What you have to do:
Pick out each line containing the string "name".
# start of Recorded data
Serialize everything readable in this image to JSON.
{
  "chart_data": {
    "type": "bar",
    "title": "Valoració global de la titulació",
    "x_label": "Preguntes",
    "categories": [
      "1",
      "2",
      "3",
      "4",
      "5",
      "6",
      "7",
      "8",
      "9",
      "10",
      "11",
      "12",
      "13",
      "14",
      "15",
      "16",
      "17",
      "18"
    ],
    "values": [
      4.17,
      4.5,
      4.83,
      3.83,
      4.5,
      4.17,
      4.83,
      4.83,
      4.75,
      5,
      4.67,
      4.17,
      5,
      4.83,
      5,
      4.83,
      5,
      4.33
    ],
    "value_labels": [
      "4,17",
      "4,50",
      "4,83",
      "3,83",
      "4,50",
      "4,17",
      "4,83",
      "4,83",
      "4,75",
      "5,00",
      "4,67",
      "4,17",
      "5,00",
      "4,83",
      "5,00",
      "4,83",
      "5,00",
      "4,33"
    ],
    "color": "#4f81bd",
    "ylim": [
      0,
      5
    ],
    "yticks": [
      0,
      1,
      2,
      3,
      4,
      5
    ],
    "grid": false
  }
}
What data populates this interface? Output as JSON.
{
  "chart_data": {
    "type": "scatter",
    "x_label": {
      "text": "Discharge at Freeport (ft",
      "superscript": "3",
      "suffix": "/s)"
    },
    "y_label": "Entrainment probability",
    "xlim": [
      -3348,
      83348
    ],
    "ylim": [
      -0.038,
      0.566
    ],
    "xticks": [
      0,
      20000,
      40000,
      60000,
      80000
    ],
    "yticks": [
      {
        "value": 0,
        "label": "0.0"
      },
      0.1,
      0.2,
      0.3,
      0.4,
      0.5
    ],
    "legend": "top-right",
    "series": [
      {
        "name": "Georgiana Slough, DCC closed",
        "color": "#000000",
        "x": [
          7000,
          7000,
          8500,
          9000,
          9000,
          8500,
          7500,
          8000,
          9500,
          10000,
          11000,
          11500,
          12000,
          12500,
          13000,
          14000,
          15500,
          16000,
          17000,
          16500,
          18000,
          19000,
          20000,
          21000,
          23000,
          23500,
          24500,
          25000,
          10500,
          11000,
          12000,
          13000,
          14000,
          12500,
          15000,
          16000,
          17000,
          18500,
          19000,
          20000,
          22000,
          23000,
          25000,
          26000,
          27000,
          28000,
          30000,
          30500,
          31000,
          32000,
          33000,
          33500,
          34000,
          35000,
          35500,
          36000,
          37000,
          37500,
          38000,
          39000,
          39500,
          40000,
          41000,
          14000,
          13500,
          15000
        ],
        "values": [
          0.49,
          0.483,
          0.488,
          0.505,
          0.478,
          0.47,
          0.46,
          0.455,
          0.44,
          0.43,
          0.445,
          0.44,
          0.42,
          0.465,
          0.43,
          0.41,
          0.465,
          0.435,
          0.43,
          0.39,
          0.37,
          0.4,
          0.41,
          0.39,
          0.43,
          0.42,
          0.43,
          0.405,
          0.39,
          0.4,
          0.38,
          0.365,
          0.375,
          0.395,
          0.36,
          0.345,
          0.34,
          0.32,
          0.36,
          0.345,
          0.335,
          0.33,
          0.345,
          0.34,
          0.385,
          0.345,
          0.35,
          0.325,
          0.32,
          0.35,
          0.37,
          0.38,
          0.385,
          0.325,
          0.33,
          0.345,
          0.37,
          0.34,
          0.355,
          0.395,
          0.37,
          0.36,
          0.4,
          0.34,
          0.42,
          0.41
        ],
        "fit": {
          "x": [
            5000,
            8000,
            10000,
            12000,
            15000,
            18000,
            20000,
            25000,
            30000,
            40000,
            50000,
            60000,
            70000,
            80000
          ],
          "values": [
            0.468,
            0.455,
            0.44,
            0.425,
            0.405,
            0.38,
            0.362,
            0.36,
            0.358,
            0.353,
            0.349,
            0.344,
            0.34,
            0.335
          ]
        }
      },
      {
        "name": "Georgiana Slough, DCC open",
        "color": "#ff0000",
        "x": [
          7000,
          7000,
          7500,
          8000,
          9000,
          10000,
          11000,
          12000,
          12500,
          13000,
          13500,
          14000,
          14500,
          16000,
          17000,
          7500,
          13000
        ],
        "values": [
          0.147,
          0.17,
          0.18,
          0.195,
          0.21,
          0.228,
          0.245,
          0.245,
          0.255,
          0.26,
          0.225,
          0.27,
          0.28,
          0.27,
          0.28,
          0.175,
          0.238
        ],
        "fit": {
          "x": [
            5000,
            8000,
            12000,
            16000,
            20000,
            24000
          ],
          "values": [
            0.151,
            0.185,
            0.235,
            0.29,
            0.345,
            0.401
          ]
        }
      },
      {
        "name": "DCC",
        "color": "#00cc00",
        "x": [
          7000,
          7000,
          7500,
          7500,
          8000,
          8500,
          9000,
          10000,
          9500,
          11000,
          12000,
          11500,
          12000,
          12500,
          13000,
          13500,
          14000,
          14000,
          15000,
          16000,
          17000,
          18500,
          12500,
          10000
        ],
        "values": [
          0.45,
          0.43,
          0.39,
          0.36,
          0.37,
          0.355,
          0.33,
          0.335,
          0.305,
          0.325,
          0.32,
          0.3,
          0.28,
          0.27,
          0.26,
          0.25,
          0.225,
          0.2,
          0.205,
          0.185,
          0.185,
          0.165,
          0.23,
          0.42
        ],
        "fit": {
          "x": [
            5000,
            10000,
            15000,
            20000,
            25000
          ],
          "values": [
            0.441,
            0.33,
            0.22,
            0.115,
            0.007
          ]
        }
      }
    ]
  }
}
# end of Recorded data
Task output:
        "name": "Georgiana Slough, DCC closed",
        "name": "Georgiana Slough, DCC open",
        "name": "DCC",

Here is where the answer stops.